### INSTRUCTIONS FOR THE TASK
Repeat each record exactly. Any picture gets left out.

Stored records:
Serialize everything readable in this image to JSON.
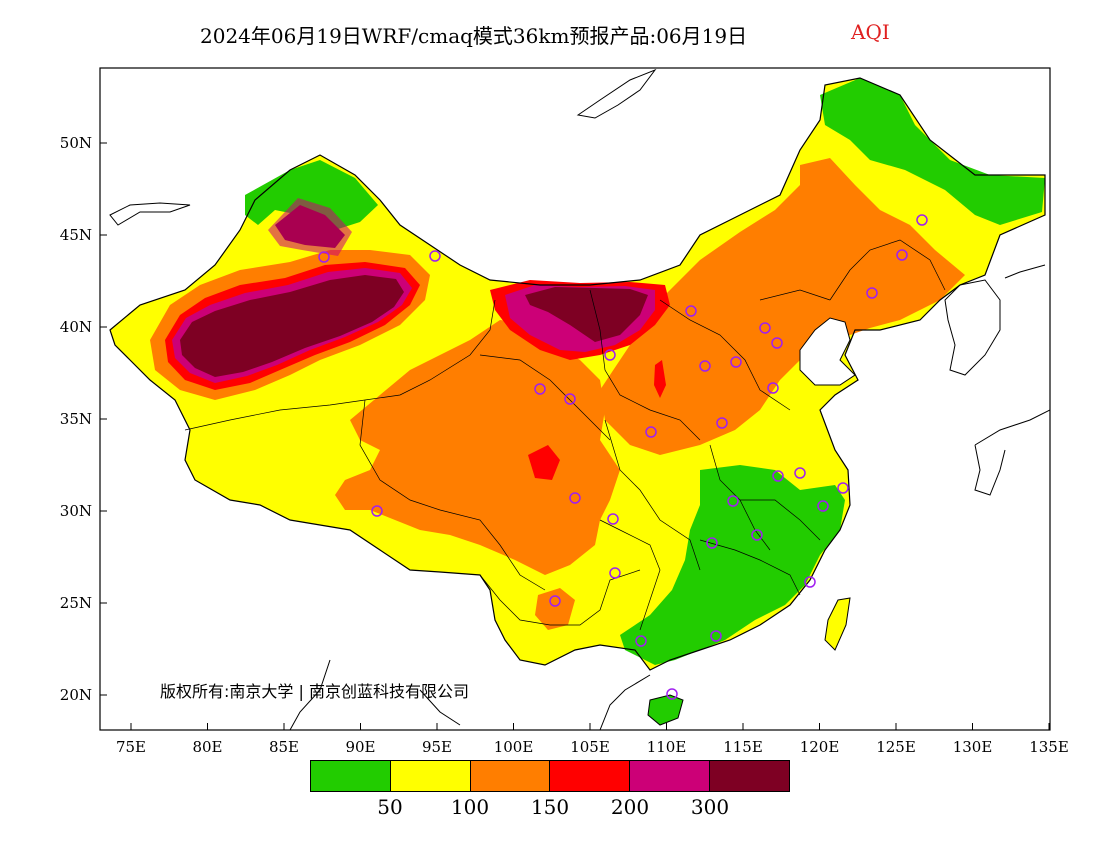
{
  "title": {
    "main": "2024年06月19日WRF/cmaq模式36km预报产品:06月19日",
    "variable": "AQI"
  },
  "colors": {
    "level1": "#22cc00",
    "level2": "#ffff00",
    "level3": "#ff7e00",
    "level4": "#ff0000",
    "level5": "#cc0077",
    "level6": "#7e0023",
    "station_marker": "#a020f0"
  },
  "axes": {
    "lat_labels": [
      "50N",
      "45N",
      "40N",
      "35N",
      "30N",
      "25N",
      "20N"
    ],
    "lon_labels": [
      "75E",
      "80E",
      "85E",
      "90E",
      "95E",
      "100E",
      "105E",
      "110E",
      "115E",
      "120E",
      "125E",
      "130E",
      "135E"
    ]
  },
  "legend": {
    "thresholds": [
      "50",
      "100",
      "150",
      "200",
      "300"
    ]
  },
  "copyright": "版权所有:南京大学 | 南京创蓝科技有限公司"
}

### RESULT OF THIS EXERCISE
Serialize everything readable in this image to JSON.
{
  "title": {
    "main": "2024年06月19日WRF/cmaq模式36km预报产品:06月19日",
    "variable": "AQI"
  },
  "colors": {
    "level1": "#22cc00",
    "level2": "#ffff00",
    "level3": "#ff7e00",
    "level4": "#ff0000",
    "level5": "#cc0077",
    "level6": "#7e0023",
    "station_marker": "#a020f0"
  },
  "axes": {
    "lat_labels": [
      "50N",
      "45N",
      "40N",
      "35N",
      "30N",
      "25N",
      "20N"
    ],
    "lon_labels": [
      "75E",
      "80E",
      "85E",
      "90E",
      "95E",
      "100E",
      "105E",
      "110E",
      "115E",
      "120E",
      "125E",
      "130E",
      "135E"
    ]
  },
  "legend": {
    "thresholds": [
      "50",
      "100",
      "150",
      "200",
      "300"
    ]
  },
  "copyright": "版权所有:南京大学 | 南京创蓝科技有限公司"
}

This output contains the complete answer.